__EXERCISE__
Pictures do not belong in the copy; restate the records below word for word.

__EXTRACTED ENTRIES__
** START **

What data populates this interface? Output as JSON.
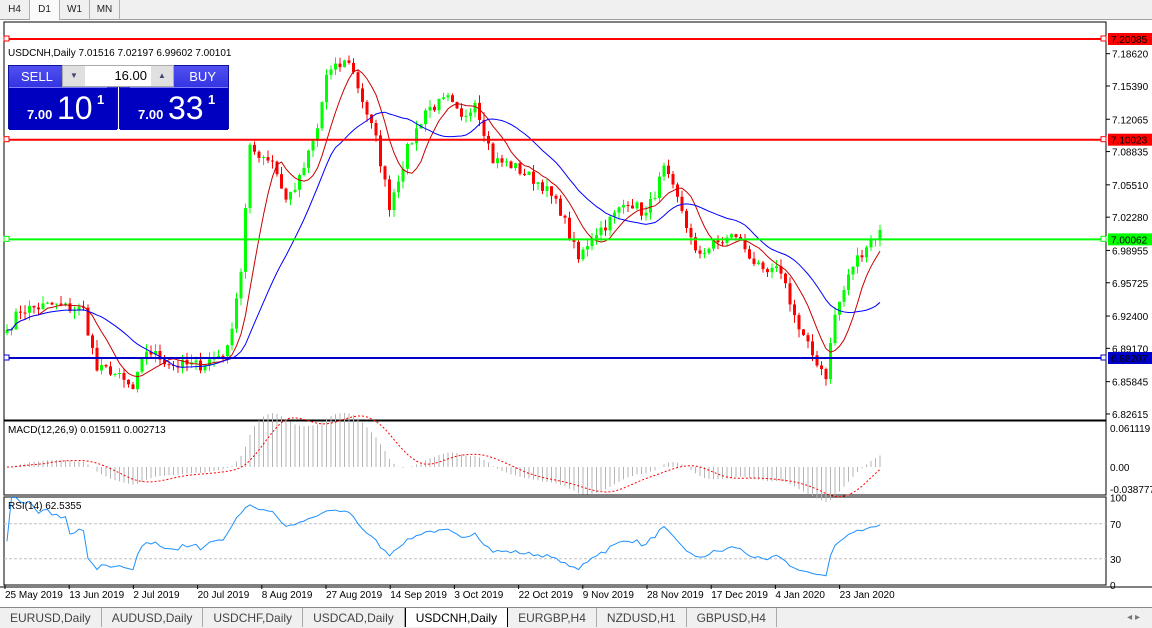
{
  "timeframes": [
    "H4",
    "D1",
    "W1",
    "MN"
  ],
  "active_timeframe": "D1",
  "chart_title": "USDCNH,Daily  7.01516 7.02197 6.99602 7.00101",
  "trade_panel": {
    "sell_label": "SELL",
    "buy_label": "BUY",
    "lot": "16.00",
    "sell_prefix": "7.00",
    "sell_big": "10",
    "sell_sup": "1",
    "buy_prefix": "7.00",
    "buy_big": "33",
    "buy_sup": "1"
  },
  "price_axis": [
    "7.18620",
    "7.15390",
    "7.12065",
    "7.08835",
    "7.05510",
    "7.02280",
    "6.98955",
    "6.95725",
    "6.92400",
    "6.89170",
    "6.85845",
    "6.82615"
  ],
  "hlines": [
    {
      "price": 7.20085,
      "label": "7.20085",
      "color": "#ff0000"
    },
    {
      "price": 7.10023,
      "label": "7.10023",
      "color": "#ff0000"
    },
    {
      "price": 7.00062,
      "label": "7.00062",
      "color": "#00ff00"
    },
    {
      "price": 6.88207,
      "label": "6.88207",
      "color": "#0000c8"
    }
  ],
  "macd": {
    "label": "MACD(12,26,9) 0.015911 0.002713",
    "axis": [
      "0.061119",
      "0.00",
      "-0.038777"
    ]
  },
  "rsi": {
    "label": "RSI(14) 62.5355",
    "axis": [
      "100",
      "70",
      "30",
      "0"
    ]
  },
  "dates": [
    "25 May 2019",
    "13 Jun 2019",
    "2 Jul 2019",
    "20 Jul 2019",
    "8 Aug 2019",
    "27 Aug 2019",
    "14 Sep 2019",
    "3 Oct 2019",
    "22 Oct 2019",
    "9 Nov 2019",
    "28 Nov 2019",
    "17 Dec 2019",
    "4 Jan 2020",
    "23 Jan 2020"
  ],
  "colors": {
    "bull": "#00ff00",
    "bear": "#ff0000",
    "fast_ma": "#c80000",
    "slow_ma": "#0000ff",
    "rsi": "#1e90ff"
  },
  "bottom_tabs": [
    "EURUSD,Daily",
    "AUDUSD,Daily",
    "USDCHF,Daily",
    "USDCAD,Daily",
    "USDCNH,Daily",
    "EURGBP,H4",
    "NZDUSD,H1",
    "GBPUSD,H4"
  ],
  "active_bottom_tab": "USDCNH,Daily",
  "chart_data": {
    "type": "candlestick",
    "symbol": "USDCNH",
    "timeframe": "Daily",
    "close_anchors": [
      [
        0,
        6.91
      ],
      [
        3,
        6.93
      ],
      [
        10,
        6.935
      ],
      [
        17,
        6.93
      ],
      [
        20,
        6.87
      ],
      [
        23,
        6.87
      ],
      [
        28,
        6.85
      ],
      [
        31,
        6.89
      ],
      [
        37,
        6.875
      ],
      [
        43,
        6.875
      ],
      [
        49,
        6.89
      ],
      [
        52,
        6.97
      ],
      [
        54,
        7.09
      ],
      [
        59,
        7.08
      ],
      [
        62,
        7.04
      ],
      [
        65,
        7.06
      ],
      [
        69,
        7.11
      ],
      [
        71,
        7.165
      ],
      [
        76,
        7.18
      ],
      [
        79,
        7.14
      ],
      [
        82,
        7.1
      ],
      [
        85,
        7.035
      ],
      [
        89,
        7.09
      ],
      [
        93,
        7.13
      ],
      [
        98,
        7.14
      ],
      [
        101,
        7.12
      ],
      [
        104,
        7.14
      ],
      [
        108,
        7.08
      ],
      [
        112,
        7.075
      ],
      [
        119,
        7.055
      ],
      [
        123,
        7.03
      ],
      [
        127,
        6.98
      ],
      [
        130,
        7.005
      ],
      [
        133,
        7.015
      ],
      [
        138,
        7.04
      ],
      [
        142,
        7.025
      ],
      [
        146,
        7.07
      ],
      [
        150,
        7.03
      ],
      [
        153,
        6.985
      ],
      [
        157,
        6.995
      ],
      [
        162,
        7.005
      ],
      [
        168,
        6.965
      ],
      [
        172,
        6.97
      ],
      [
        176,
        6.91
      ],
      [
        179,
        6.885
      ],
      [
        182,
        6.865
      ],
      [
        184,
        6.925
      ],
      [
        188,
        6.975
      ],
      [
        191,
        6.995
      ],
      [
        194,
        7.01
      ]
    ]
  }
}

** END **

__RESULT__
What data populates this interface? Output as JSON.
{
  "timeframes": [
    "H4",
    "D1",
    "W1",
    "MN"
  ],
  "active_timeframe": "D1",
  "chart_title": "USDCNH,Daily  7.01516 7.02197 6.99602 7.00101",
  "trade_panel": {
    "sell_label": "SELL",
    "buy_label": "BUY",
    "lot": "16.00",
    "sell_prefix": "7.00",
    "sell_big": "10",
    "sell_sup": "1",
    "buy_prefix": "7.00",
    "buy_big": "33",
    "buy_sup": "1"
  },
  "price_axis": [
    "7.18620",
    "7.15390",
    "7.12065",
    "7.08835",
    "7.05510",
    "7.02280",
    "6.98955",
    "6.95725",
    "6.92400",
    "6.89170",
    "6.85845",
    "6.82615"
  ],
  "hlines": [
    {
      "price": 7.20085,
      "label": "7.20085",
      "color": "#ff0000"
    },
    {
      "price": 7.10023,
      "label": "7.10023",
      "color": "#ff0000"
    },
    {
      "price": 7.00062,
      "label": "7.00062",
      "color": "#00ff00"
    },
    {
      "price": 6.88207,
      "label": "6.88207",
      "color": "#0000c8"
    }
  ],
  "macd": {
    "label": "MACD(12,26,9) 0.015911 0.002713",
    "axis": [
      "0.061119",
      "0.00",
      "-0.038777"
    ]
  },
  "rsi": {
    "label": "RSI(14) 62.5355",
    "axis": [
      "100",
      "70",
      "30",
      "0"
    ]
  },
  "dates": [
    "25 May 2019",
    "13 Jun 2019",
    "2 Jul 2019",
    "20 Jul 2019",
    "8 Aug 2019",
    "27 Aug 2019",
    "14 Sep 2019",
    "3 Oct 2019",
    "22 Oct 2019",
    "9 Nov 2019",
    "28 Nov 2019",
    "17 Dec 2019",
    "4 Jan 2020",
    "23 Jan 2020"
  ],
  "colors": {
    "bull": "#00ff00",
    "bear": "#ff0000",
    "fast_ma": "#c80000",
    "slow_ma": "#0000ff",
    "rsi": "#1e90ff"
  },
  "bottom_tabs": [
    "EURUSD,Daily",
    "AUDUSD,Daily",
    "USDCHF,Daily",
    "USDCAD,Daily",
    "USDCNH,Daily",
    "EURGBP,H4",
    "NZDUSD,H1",
    "GBPUSD,H4"
  ],
  "active_bottom_tab": "USDCNH,Daily",
  "chart_data": {
    "type": "candlestick",
    "symbol": "USDCNH",
    "timeframe": "Daily",
    "close_anchors": [
      [
        0,
        6.91
      ],
      [
        3,
        6.93
      ],
      [
        10,
        6.935
      ],
      [
        17,
        6.93
      ],
      [
        20,
        6.87
      ],
      [
        23,
        6.87
      ],
      [
        28,
        6.85
      ],
      [
        31,
        6.89
      ],
      [
        37,
        6.875
      ],
      [
        43,
        6.875
      ],
      [
        49,
        6.89
      ],
      [
        52,
        6.97
      ],
      [
        54,
        7.09
      ],
      [
        59,
        7.08
      ],
      [
        62,
        7.04
      ],
      [
        65,
        7.06
      ],
      [
        69,
        7.11
      ],
      [
        71,
        7.165
      ],
      [
        76,
        7.18
      ],
      [
        79,
        7.14
      ],
      [
        82,
        7.1
      ],
      [
        85,
        7.035
      ],
      [
        89,
        7.09
      ],
      [
        93,
        7.13
      ],
      [
        98,
        7.14
      ],
      [
        101,
        7.12
      ],
      [
        104,
        7.14
      ],
      [
        108,
        7.08
      ],
      [
        112,
        7.075
      ],
      [
        119,
        7.055
      ],
      [
        123,
        7.03
      ],
      [
        127,
        6.98
      ],
      [
        130,
        7.005
      ],
      [
        133,
        7.015
      ],
      [
        138,
        7.04
      ],
      [
        142,
        7.025
      ],
      [
        146,
        7.07
      ],
      [
        150,
        7.03
      ],
      [
        153,
        6.985
      ],
      [
        157,
        6.995
      ],
      [
        162,
        7.005
      ],
      [
        168,
        6.965
      ],
      [
        172,
        6.97
      ],
      [
        176,
        6.91
      ],
      [
        179,
        6.885
      ],
      [
        182,
        6.865
      ],
      [
        184,
        6.925
      ],
      [
        188,
        6.975
      ],
      [
        191,
        6.995
      ],
      [
        194,
        7.01
      ]
    ]
  }
}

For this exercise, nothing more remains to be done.